**Working data**
§ §

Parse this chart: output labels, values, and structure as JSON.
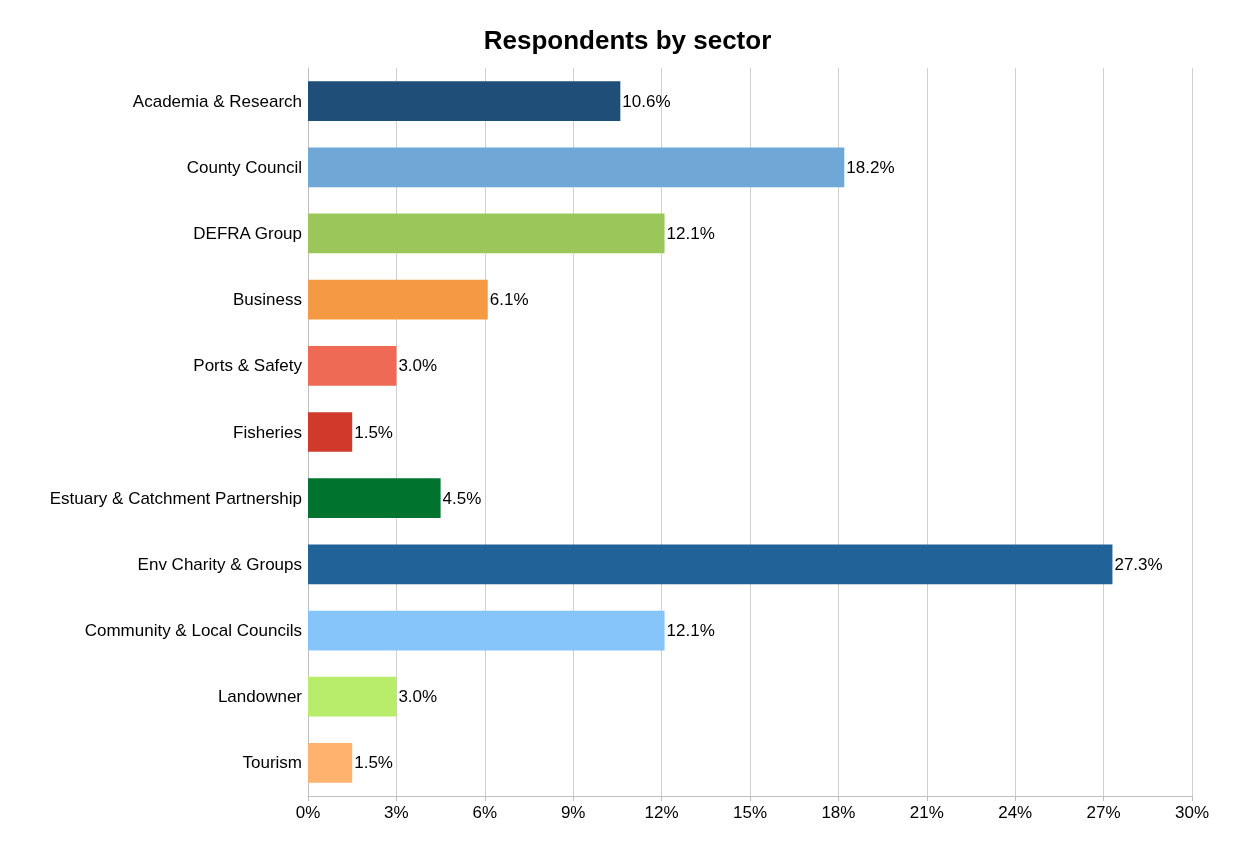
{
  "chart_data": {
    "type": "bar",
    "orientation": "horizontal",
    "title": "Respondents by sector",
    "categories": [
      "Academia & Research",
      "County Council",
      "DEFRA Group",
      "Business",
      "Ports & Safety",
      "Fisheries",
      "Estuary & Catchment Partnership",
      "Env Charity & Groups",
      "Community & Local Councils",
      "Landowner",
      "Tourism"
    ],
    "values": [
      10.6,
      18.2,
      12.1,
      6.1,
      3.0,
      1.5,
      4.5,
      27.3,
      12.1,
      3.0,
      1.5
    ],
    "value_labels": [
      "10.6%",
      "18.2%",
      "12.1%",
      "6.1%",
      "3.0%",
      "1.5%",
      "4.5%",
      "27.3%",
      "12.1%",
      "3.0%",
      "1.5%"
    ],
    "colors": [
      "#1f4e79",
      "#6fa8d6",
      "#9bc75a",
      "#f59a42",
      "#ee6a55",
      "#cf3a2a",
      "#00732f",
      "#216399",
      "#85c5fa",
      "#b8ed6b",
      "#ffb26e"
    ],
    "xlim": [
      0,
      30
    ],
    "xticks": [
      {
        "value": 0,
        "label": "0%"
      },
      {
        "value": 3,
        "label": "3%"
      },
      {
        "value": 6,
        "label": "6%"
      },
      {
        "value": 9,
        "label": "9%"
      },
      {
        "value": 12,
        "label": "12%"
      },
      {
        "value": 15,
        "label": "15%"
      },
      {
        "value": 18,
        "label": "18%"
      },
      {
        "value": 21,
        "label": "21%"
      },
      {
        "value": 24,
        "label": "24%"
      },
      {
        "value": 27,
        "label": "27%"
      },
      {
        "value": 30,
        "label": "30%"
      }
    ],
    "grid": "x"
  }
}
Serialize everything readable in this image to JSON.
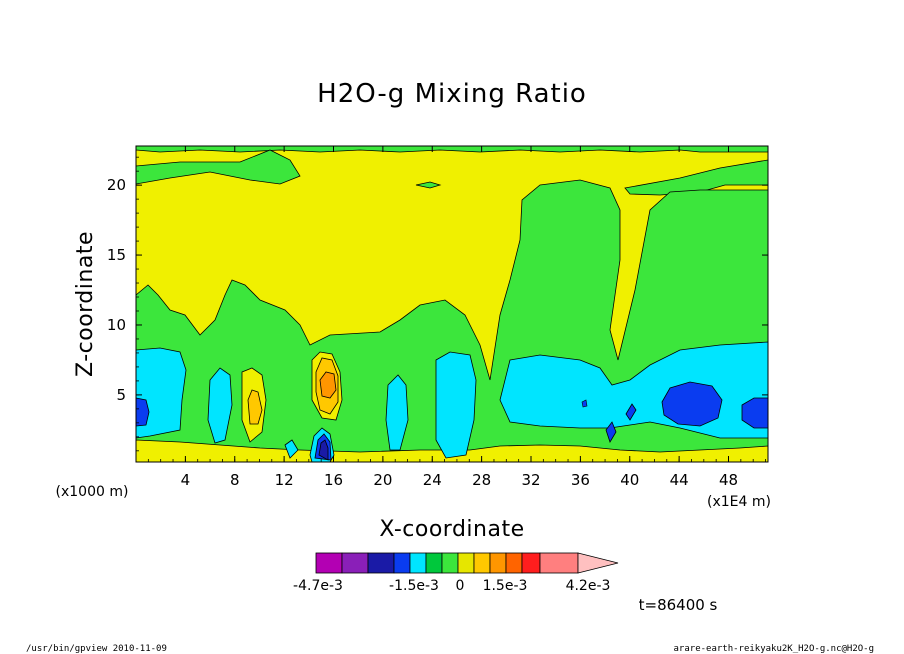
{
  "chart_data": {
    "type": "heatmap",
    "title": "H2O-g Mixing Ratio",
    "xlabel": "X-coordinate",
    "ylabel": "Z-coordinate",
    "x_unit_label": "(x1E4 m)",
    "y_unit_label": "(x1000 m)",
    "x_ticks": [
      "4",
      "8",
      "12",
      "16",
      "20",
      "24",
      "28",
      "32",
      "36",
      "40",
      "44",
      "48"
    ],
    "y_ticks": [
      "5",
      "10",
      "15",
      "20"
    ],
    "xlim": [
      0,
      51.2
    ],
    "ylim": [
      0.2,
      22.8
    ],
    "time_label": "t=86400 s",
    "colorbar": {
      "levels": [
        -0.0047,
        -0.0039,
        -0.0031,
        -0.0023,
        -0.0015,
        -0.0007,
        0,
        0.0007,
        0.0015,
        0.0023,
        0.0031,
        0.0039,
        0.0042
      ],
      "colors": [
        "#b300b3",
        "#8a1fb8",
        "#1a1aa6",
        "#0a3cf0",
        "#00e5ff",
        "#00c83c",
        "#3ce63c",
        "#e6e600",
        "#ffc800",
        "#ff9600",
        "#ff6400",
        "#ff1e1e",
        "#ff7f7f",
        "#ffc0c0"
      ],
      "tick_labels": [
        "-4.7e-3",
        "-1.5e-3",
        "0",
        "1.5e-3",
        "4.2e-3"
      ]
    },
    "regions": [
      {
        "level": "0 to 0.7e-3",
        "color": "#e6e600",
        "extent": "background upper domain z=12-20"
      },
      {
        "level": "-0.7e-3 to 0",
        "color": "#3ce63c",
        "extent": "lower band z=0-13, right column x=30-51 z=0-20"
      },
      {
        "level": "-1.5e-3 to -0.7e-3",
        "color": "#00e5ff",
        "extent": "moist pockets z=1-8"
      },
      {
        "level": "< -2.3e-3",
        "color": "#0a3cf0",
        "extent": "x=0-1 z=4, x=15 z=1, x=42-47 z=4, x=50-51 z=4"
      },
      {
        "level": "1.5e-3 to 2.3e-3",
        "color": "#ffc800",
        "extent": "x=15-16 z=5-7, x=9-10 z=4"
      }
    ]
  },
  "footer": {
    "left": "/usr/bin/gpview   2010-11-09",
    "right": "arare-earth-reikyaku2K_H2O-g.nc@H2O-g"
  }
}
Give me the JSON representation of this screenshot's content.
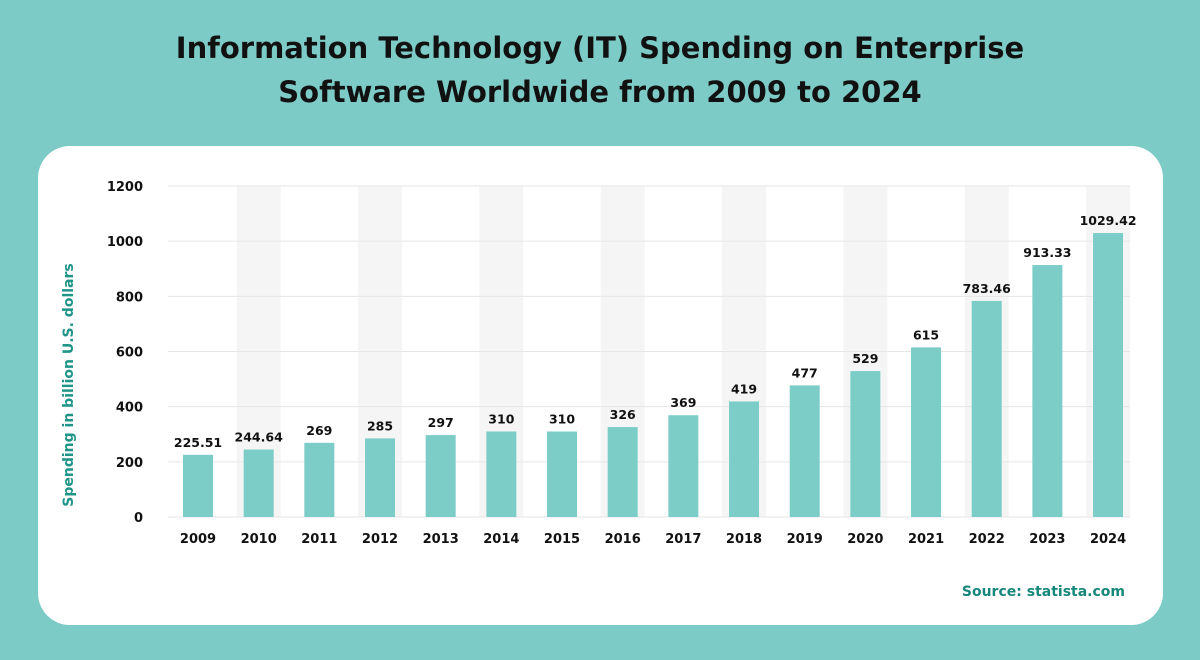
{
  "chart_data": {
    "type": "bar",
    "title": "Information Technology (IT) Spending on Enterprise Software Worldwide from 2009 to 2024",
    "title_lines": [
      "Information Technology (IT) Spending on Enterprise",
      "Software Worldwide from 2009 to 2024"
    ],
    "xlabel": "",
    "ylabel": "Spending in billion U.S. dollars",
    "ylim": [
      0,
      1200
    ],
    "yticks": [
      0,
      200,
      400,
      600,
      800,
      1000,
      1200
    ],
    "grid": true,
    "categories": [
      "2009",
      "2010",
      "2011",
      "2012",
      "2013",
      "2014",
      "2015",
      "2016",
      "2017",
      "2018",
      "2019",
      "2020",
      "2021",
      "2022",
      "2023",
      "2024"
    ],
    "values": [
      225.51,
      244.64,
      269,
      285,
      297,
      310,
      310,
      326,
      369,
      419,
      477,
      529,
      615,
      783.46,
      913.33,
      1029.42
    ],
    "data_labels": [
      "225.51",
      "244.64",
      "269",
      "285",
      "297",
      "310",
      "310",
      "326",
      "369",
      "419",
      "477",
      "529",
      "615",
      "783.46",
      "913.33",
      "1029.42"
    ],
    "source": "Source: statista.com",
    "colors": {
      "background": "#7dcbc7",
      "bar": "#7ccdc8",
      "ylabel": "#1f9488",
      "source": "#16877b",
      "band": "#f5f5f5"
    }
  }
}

§ §

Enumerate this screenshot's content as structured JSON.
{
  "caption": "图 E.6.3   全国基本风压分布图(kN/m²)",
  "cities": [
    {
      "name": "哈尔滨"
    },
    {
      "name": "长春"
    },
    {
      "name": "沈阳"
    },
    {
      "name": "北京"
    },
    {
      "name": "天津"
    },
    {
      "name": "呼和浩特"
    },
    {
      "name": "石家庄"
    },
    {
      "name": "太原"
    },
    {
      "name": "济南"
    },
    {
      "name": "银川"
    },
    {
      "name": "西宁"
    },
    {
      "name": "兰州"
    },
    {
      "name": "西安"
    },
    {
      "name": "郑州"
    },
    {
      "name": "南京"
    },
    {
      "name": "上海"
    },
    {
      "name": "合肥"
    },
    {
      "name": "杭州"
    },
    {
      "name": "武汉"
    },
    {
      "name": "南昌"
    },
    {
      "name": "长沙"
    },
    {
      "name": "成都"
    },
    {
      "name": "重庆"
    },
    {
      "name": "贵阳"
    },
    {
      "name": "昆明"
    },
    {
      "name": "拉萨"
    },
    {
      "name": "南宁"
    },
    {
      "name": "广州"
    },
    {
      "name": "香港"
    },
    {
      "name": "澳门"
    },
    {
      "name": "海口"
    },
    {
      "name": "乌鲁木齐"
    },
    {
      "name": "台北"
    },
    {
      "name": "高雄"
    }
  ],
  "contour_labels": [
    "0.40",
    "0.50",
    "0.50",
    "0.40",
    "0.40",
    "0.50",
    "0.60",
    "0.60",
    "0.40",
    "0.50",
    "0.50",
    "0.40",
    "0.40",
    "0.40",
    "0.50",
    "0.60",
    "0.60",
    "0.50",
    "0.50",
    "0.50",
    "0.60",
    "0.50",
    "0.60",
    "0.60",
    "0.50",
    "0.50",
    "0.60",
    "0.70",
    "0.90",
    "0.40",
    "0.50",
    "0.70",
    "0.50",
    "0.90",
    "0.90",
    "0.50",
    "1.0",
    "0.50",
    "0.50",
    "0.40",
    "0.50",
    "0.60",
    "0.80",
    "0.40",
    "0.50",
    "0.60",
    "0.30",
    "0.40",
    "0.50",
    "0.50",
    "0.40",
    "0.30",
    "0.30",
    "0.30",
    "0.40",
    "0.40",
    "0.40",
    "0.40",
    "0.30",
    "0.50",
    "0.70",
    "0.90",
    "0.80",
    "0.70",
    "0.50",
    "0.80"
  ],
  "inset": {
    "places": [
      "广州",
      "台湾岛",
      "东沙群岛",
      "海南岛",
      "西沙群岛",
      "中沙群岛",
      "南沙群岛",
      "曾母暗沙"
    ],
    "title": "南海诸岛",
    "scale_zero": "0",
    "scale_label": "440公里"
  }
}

§ §

**Objective**
Using the records above, gather all lines where the string "source" is present.

**Task response**
    "source": "Source: statista.com",
      "source": "#16877b",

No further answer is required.